* Задание *
Ответьте на вопросы по отрывку ниже, каждый ответ на отдельной строке:
(a) В какой деревне и в каком помещении прошла всенощная?
(b) Сколько человек поместилось на литургии?
(c) Какие слова в отрывке названы воплем нашей души?

======== Приведённый отрывок ========

Вчера я ездил в деревню Тацзеин, служил там всенощную в фанзе, сам читал стихиры и канон, ища в них утешения. Сегодня служил святую литургию. Поместилось до восьмидесяти человек. Когда одолели тяжелые помыслы, бросился я к Евангелию, святым отцам, псалмам, молитве. Воистину кладезь глубок воды живой содержится в них. Я буквально пил эту воду и могу свидетельствовать, что если грусть и тоска будут одолевать человека, то эти книги и молитва спасут его, до уныния не допустят. Святая же литургия невыразимо утешительна для скорбящего и обремененного. Я не могу описать чувства, которое испытывал сегодня во время богослужения. И грязный потолок фанзы как будто пропал; душа, казалось, вышла из тела; слезы душили, и вместе, чем дальше, тем все сильнее становилось ощущение какого-то размягчения, будто таяло что-то внутри, и потом так легко-легко стало: положительно, тяжелый камень свалился с моего существа. Я не мог удержаться, начал говорить проповедь (хотя я не готовился и мало было слушателей). Сознаюсь, говорил, не зная кому. Будь в это время фанза пустая, я чувствую, что все-таки говорил бы: какое-то переполнение духовное ясно ощущалось. Скорее, сам себе проповедовал. Как будто кто-то другой подсказывал душе моей неизъяснимые слова утешения, назидания, а внутреннее мое «я» внимательно слушало, услаждалось; язык же только извлекал их из глубины души и, как мог, выражал, давая наружную оболочку. Говорил я, что мы слепы духовно, что наших собственных, человеческих усилий ума и сердца не хватит, чтобы решить все вопросы вечной жизни и утешить нас в скорбях. Только вера в Бога, сердечная, крепкая, и молитва спасут нас, утешат и все разрешат. «Иисусе, Сыне Давидов, помилуй меня, чтобы мне прозреть» — вот вопль души нашей, который, исходя от всего сердца, будет услышан, непременно будет услышан Спасителем, и мы ясно почувствуем ответ Его: «Прозри: вера твоя спасла тебя». И как будто чешуя свалится с духовных наших очей, и многое представится нам в другом свете, все разъяснится, камень скорби и греха свалится, и станет так все ясно и так легко-легко. О, слава Тебе, милосердный Господь наш и Спаситель, за принесенный Тобою нам свет, просвещающий, утешающий и спасающий нас! Представьте, что после святой литургии я даже радовался: так мне стало легко. Да будет воля Божия над нами, недостойными.

======== Предоставленные записи ========

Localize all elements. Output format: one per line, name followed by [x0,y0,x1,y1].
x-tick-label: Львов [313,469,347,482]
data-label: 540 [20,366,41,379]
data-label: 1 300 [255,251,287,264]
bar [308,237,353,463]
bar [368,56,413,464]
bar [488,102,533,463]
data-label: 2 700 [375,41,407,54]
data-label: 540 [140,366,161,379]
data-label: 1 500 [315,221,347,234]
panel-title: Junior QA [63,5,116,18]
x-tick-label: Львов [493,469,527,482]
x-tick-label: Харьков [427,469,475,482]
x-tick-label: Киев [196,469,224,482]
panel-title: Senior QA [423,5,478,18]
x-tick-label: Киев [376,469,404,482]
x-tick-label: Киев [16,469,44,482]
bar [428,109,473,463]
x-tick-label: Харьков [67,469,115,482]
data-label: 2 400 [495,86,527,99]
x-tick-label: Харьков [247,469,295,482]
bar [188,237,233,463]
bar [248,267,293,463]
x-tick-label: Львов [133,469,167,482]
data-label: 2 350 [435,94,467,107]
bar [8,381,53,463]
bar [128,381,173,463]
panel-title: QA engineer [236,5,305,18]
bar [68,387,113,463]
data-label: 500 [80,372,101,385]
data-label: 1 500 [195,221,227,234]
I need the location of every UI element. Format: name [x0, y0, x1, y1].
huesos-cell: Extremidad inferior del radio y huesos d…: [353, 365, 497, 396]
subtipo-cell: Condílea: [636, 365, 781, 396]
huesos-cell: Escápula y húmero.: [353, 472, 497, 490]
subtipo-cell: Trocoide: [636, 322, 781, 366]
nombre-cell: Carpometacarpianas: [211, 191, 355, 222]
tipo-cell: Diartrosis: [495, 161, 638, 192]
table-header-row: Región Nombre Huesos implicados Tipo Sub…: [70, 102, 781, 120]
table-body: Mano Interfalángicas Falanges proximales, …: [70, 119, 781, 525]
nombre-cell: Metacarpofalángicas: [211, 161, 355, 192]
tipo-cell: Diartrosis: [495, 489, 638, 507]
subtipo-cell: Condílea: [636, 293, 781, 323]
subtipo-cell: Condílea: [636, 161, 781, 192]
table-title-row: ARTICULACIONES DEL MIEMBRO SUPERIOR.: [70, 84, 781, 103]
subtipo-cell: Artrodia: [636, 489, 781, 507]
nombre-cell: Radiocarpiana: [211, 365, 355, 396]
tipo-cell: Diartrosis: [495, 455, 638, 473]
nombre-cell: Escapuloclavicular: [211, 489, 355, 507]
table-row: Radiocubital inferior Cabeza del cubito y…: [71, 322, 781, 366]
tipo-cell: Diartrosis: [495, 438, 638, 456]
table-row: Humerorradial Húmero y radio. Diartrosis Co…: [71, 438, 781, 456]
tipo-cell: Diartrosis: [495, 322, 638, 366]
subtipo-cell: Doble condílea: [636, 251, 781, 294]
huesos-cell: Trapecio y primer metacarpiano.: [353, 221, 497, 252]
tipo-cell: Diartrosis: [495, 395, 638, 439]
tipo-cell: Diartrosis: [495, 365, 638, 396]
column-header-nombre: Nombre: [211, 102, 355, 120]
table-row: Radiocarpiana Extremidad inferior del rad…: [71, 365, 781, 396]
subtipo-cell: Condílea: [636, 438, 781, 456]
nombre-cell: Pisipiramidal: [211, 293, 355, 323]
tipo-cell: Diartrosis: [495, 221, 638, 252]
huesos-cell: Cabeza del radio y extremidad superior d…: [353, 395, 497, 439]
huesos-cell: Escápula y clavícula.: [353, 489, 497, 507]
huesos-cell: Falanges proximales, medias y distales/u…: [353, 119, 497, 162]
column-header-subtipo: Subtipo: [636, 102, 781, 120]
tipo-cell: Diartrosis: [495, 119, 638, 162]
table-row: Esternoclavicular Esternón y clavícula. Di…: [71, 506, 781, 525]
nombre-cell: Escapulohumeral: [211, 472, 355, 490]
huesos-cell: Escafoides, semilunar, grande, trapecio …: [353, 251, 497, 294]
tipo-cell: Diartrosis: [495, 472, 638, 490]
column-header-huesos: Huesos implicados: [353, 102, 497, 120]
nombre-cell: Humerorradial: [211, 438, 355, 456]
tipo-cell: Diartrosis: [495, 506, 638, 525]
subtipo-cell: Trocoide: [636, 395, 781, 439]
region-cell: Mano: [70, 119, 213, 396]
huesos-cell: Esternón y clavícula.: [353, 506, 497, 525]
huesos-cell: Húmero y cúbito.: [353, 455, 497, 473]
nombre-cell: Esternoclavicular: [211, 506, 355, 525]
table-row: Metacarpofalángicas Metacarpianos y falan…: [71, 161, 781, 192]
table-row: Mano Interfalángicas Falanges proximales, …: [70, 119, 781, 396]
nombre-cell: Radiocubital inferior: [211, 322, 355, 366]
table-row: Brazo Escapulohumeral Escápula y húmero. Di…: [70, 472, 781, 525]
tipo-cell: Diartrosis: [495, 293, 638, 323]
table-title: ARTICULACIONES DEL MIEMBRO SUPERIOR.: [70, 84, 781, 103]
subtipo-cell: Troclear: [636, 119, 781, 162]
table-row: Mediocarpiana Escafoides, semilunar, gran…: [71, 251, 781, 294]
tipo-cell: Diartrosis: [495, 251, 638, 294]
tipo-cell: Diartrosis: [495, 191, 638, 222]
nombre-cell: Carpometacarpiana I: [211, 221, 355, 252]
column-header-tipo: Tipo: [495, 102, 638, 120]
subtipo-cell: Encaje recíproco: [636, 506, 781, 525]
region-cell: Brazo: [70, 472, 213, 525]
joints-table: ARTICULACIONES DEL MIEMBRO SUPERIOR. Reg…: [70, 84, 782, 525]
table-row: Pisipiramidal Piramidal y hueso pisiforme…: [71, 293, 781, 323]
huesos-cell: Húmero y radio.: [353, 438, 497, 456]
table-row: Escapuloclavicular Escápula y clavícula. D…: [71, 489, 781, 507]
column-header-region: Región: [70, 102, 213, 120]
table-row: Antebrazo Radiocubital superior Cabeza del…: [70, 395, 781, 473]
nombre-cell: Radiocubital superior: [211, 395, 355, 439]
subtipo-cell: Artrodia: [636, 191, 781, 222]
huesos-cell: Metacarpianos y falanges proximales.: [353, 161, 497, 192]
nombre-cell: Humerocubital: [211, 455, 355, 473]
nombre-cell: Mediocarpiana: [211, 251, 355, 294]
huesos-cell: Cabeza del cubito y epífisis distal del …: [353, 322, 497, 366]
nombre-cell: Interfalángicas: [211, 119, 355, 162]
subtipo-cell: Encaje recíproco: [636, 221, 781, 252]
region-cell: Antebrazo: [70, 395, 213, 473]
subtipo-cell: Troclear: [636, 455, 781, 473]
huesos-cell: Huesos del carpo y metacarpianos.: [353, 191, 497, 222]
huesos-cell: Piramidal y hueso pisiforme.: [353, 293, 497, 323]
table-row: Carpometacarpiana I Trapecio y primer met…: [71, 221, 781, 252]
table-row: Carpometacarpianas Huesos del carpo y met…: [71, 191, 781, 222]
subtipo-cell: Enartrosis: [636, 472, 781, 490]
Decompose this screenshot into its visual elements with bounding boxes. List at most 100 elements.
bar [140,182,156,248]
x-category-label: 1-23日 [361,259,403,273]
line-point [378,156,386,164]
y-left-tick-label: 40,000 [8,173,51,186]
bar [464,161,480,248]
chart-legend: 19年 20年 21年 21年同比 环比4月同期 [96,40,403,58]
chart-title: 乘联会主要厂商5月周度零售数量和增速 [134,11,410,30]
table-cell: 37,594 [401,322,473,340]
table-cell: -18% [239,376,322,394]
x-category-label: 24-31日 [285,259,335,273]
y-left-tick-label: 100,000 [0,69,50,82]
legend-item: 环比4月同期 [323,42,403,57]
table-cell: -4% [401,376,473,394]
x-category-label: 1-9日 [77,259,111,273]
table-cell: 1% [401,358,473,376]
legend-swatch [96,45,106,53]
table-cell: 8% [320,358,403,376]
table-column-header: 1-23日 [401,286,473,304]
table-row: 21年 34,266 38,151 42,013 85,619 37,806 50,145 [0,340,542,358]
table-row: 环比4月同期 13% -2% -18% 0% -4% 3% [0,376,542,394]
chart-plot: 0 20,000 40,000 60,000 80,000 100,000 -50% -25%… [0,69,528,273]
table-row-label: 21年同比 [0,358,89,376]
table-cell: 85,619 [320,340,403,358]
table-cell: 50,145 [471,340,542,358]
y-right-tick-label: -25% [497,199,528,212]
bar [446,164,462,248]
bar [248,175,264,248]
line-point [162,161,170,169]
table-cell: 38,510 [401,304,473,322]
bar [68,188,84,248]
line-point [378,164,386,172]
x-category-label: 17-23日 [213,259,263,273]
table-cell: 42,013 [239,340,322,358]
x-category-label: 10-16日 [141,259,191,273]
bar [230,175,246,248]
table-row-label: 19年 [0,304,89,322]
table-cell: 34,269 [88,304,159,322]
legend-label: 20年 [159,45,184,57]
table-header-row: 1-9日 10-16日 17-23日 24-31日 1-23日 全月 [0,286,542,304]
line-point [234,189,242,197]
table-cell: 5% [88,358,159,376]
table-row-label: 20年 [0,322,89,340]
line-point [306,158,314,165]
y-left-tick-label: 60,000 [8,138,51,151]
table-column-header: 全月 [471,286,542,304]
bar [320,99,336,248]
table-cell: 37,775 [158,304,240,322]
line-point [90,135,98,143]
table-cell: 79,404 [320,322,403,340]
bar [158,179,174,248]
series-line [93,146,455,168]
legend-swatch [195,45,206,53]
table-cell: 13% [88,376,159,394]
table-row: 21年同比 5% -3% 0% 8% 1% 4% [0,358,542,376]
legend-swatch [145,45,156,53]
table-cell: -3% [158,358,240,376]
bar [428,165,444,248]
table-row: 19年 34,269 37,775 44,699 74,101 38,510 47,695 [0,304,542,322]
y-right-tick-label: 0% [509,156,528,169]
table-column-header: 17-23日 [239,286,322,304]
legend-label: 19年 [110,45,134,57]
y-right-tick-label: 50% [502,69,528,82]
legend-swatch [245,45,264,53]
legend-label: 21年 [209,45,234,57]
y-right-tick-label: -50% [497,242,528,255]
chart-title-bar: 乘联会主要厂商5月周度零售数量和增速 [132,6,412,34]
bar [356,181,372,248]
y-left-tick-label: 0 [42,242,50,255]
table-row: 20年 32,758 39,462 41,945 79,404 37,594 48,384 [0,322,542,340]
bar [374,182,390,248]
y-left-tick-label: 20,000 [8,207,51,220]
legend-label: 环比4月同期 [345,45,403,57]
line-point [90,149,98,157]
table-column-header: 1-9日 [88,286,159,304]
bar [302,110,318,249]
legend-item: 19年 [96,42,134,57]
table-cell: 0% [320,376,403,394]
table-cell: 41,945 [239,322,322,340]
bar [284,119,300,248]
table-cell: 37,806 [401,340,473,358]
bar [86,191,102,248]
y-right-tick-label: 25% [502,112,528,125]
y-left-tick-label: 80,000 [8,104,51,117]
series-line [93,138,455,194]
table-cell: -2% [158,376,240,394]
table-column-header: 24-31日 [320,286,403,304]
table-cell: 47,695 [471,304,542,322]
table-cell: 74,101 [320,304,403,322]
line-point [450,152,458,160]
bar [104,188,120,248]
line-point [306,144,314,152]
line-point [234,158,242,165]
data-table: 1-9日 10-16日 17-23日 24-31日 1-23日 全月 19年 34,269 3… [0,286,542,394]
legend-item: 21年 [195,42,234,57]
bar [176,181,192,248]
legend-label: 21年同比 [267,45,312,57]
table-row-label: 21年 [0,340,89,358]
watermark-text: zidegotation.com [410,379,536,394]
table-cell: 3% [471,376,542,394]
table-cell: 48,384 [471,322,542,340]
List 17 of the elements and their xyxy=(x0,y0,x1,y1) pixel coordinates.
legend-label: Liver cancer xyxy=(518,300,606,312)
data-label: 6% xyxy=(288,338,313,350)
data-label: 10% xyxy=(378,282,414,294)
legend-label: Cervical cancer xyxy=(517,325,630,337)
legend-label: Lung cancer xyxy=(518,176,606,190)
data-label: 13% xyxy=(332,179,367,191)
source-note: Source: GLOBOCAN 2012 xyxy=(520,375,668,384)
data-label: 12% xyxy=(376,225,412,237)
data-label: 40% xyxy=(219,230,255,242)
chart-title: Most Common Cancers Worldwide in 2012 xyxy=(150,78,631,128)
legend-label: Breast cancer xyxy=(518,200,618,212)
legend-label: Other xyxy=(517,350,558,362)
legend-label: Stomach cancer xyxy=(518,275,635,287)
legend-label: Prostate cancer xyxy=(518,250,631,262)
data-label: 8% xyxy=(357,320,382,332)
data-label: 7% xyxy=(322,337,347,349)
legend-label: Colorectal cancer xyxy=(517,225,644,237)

========

* Ответ *
(a) В деревне Тацзеин, в фанзе.
(b) До восьмидесяти человек.
(c) «Иисусе, Сыне Давидов, помилуй меня, чтобы мне прозреть».